*Problem description:*
What follows is a listing; restate every line of it word for word.

Rows from a dataset:

[BEGIN]

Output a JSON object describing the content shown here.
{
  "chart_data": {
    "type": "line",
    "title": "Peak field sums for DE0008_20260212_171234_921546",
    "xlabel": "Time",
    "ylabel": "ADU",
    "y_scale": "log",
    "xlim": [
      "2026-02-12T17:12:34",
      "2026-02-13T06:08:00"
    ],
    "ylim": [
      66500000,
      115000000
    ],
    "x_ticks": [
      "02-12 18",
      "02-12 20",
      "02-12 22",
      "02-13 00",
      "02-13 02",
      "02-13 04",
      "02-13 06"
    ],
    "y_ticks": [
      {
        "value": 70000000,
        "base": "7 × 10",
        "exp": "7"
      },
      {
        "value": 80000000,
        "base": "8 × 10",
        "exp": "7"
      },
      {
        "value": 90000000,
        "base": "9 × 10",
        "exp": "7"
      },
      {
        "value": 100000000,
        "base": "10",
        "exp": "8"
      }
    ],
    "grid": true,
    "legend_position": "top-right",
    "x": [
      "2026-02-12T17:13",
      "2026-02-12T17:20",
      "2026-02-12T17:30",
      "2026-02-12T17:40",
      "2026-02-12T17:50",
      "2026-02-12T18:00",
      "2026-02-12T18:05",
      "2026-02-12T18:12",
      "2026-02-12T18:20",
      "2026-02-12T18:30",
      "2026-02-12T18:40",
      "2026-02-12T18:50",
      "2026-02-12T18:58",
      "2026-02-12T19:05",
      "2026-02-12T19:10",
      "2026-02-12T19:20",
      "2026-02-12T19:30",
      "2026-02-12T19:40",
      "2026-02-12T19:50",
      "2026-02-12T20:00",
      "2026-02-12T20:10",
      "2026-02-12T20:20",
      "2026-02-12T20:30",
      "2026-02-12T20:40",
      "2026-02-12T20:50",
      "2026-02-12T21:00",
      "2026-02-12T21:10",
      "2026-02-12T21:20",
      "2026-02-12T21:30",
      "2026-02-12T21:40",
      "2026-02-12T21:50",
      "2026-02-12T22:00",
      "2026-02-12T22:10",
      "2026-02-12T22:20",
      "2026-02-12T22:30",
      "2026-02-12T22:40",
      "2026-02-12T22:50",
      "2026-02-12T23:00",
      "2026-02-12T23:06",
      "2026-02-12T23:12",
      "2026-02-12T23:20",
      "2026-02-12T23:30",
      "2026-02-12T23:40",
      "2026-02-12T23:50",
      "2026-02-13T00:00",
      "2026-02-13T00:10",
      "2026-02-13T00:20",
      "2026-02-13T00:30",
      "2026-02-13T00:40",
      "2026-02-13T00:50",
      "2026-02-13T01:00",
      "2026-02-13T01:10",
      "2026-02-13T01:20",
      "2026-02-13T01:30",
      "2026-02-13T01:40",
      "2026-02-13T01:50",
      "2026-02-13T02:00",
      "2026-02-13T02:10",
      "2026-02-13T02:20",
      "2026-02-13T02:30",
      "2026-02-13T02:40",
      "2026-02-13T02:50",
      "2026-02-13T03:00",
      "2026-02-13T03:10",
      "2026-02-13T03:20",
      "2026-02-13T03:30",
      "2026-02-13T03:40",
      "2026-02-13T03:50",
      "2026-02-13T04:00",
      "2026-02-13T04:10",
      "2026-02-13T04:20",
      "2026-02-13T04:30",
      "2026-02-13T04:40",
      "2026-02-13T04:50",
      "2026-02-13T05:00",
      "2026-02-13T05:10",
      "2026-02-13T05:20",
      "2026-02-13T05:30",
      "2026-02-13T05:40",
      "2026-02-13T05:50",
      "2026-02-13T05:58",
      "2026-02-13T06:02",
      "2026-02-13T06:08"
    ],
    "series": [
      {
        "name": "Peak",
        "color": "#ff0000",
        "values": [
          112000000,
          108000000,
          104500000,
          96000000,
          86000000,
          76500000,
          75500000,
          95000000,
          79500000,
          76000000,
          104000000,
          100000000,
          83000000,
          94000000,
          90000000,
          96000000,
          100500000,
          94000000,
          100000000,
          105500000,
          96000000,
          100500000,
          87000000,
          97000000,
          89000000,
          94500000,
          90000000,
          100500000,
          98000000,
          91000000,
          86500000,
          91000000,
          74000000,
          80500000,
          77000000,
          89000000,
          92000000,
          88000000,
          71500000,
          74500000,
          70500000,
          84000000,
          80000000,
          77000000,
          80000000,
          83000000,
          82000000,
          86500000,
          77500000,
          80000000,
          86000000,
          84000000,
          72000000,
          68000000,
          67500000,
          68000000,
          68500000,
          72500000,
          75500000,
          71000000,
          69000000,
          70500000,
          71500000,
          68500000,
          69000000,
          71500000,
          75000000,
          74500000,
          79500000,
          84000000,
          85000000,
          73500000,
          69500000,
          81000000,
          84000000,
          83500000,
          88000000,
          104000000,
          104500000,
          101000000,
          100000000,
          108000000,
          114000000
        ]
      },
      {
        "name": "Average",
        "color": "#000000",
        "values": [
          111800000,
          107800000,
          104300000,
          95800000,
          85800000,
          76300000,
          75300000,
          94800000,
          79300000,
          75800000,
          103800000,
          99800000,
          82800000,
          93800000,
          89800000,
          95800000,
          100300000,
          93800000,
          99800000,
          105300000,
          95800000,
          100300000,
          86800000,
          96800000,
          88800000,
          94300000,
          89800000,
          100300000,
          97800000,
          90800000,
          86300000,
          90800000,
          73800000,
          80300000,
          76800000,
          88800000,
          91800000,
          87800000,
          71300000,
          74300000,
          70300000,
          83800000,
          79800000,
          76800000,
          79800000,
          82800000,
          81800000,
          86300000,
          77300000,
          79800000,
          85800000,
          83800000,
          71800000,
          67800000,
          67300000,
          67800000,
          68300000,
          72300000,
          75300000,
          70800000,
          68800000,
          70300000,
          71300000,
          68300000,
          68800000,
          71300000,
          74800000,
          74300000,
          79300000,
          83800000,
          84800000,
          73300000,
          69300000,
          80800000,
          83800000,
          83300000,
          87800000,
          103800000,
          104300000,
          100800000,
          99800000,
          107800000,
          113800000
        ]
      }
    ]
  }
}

[END]

*Solution to the exercise:*
Output a JSON object describing the content shown here.
{
  "chart_data": {
    "type": "line",
    "title": "Peak field sums for DE0008_20260212_171234_921546",
    "xlabel": "Time",
    "ylabel": "ADU",
    "y_scale": "log",
    "xlim": [
      "2026-02-12T17:12:34",
      "2026-02-13T06:08:00"
    ],
    "ylim": [
      66500000,
      115000000
    ],
    "x_ticks": [
      "02-12 18",
      "02-12 20",
      "02-12 22",
      "02-13 00",
      "02-13 02",
      "02-13 04",
      "02-13 06"
    ],
    "y_ticks": [
      {
        "value": 70000000,
        "base": "7 × 10",
        "exp": "7"
      },
      {
        "value": 80000000,
        "base": "8 × 10",
        "exp": "7"
      },
      {
        "value": 90000000,
        "base": "9 × 10",
        "exp": "7"
      },
      {
        "value": 100000000,
        "base": "10",
        "exp": "8"
      }
    ],
    "grid": true,
    "legend_position": "top-right",
    "x": [
      "2026-02-12T17:13",
      "2026-02-12T17:20",
      "2026-02-12T17:30",
      "2026-02-12T17:40",
      "2026-02-12T17:50",
      "2026-02-12T18:00",
      "2026-02-12T18:05",
      "2026-02-12T18:12",
      "2026-02-12T18:20",
      "2026-02-12T18:30",
      "2026-02-12T18:40",
      "2026-02-12T18:50",
      "2026-02-12T18:58",
      "2026-02-12T19:05",
      "2026-02-12T19:10",
      "2026-02-12T19:20",
      "2026-02-12T19:30",
      "2026-02-12T19:40",
      "2026-02-12T19:50",
      "2026-02-12T20:00",
      "2026-02-12T20:10",
      "2026-02-12T20:20",
      "2026-02-12T20:30",
      "2026-02-12T20:40",
      "2026-02-12T20:50",
      "2026-02-12T21:00",
      "2026-02-12T21:10",
      "2026-02-12T21:20",
      "2026-02-12T21:30",
      "2026-02-12T21:40",
      "2026-02-12T21:50",
      "2026-02-12T22:00",
      "2026-02-12T22:10",
      "2026-02-12T22:20",
      "2026-02-12T22:30",
      "2026-02-12T22:40",
      "2026-02-12T22:50",
      "2026-02-12T23:00",
      "2026-02-12T23:06",
      "2026-02-12T23:12",
      "2026-02-12T23:20",
      "2026-02-12T23:30",
      "2026-02-12T23:40",
      "2026-02-12T23:50",
      "2026-02-13T00:00",
      "2026-02-13T00:10",
      "2026-02-13T00:20",
      "2026-02-13T00:30",
      "2026-02-13T00:40",
      "2026-02-13T00:50",
      "2026-02-13T01:00",
      "2026-02-13T01:10",
      "2026-02-13T01:20",
      "2026-02-13T01:30",
      "2026-02-13T01:40",
      "2026-02-13T01:50",
      "2026-02-13T02:00",
      "2026-02-13T02:10",
      "2026-02-13T02:20",
      "2026-02-13T02:30",
      "2026-02-13T02:40",
      "2026-02-13T02:50",
      "2026-02-13T03:00",
      "2026-02-13T03:10",
      "2026-02-13T03:20",
      "2026-02-13T03:30",
      "2026-02-13T03:40",
      "2026-02-13T03:50",
      "2026-02-13T04:00",
      "2026-02-13T04:10",
      "2026-02-13T04:20",
      "2026-02-13T04:30",
      "2026-02-13T04:40",
      "2026-02-13T04:50",
      "2026-02-13T05:00",
      "2026-02-13T05:10",
      "2026-02-13T05:20",
      "2026-02-13T05:30",
      "2026-02-13T05:40",
      "2026-02-13T05:50",
      "2026-02-13T05:58",
      "2026-02-13T06:02",
      "2026-02-13T06:08"
    ],
    "series": [
      {
        "name": "Peak",
        "color": "#ff0000",
        "values": [
          112000000,
          108000000,
          104500000,
          96000000,
          86000000,
          76500000,
          75500000,
          95000000,
          79500000,
          76000000,
          104000000,
          100000000,
          83000000,
          94000000,
          90000000,
          96000000,
          100500000,
          94000000,
          100000000,
          105500000,
          96000000,
          100500000,
          87000000,
          97000000,
          89000000,
          94500000,
          90000000,
          100500000,
          98000000,
          91000000,
          86500000,
          91000000,
          74000000,
          80500000,
          77000000,
          89000000,
          92000000,
          88000000,
          71500000,
          74500000,
          70500000,
          84000000,
          80000000,
          77000000,
          80000000,
          83000000,
          82000000,
          86500000,
          77500000,
          80000000,
          86000000,
          84000000,
          72000000,
          68000000,
          67500000,
          68000000,
          68500000,
          72500000,
          75500000,
          71000000,
          69000000,
          70500000,
          71500000,
          68500000,
          69000000,
          71500000,
          75000000,
          74500000,
          79500000,
          84000000,
          85000000,
          73500000,
          69500000,
          81000000,
          84000000,
          83500000,
          88000000,
          104000000,
          104500000,
          101000000,
          100000000,
          108000000,
          114000000
        ]
      },
      {
        "name": "Average",
        "color": "#000000",
        "values": [
          111800000,
          107800000,
          104300000,
          95800000,
          85800000,
          76300000,
          75300000,
          94800000,
          79300000,
          75800000,
          103800000,
          99800000,
          82800000,
          93800000,
          89800000,
          95800000,
          100300000,
          93800000,
          99800000,
          105300000,
          95800000,
          100300000,
          86800000,
          96800000,
          88800000,
          94300000,
          89800000,
          100300000,
          97800000,
          90800000,
          86300000,
          90800000,
          73800000,
          80300000,
          76800000,
          88800000,
          91800000,
          87800000,
          71300000,
          74300000,
          70300000,
          83800000,
          79800000,
          76800000,
          79800000,
          82800000,
          81800000,
          86300000,
          77300000,
          79800000,
          85800000,
          83800000,
          71800000,
          67800000,
          67300000,
          67800000,
          68300000,
          72300000,
          75300000,
          70800000,
          68800000,
          70300000,
          71300000,
          68300000,
          68800000,
          71300000,
          74800000,
          74300000,
          79300000,
          83800000,
          84800000,
          73300000,
          69300000,
          80800000,
          83800000,
          83300000,
          87800000,
          103800000,
          104300000,
          100800000,
          99800000,
          107800000,
          113800000
        ]
      }
    ]
  }
}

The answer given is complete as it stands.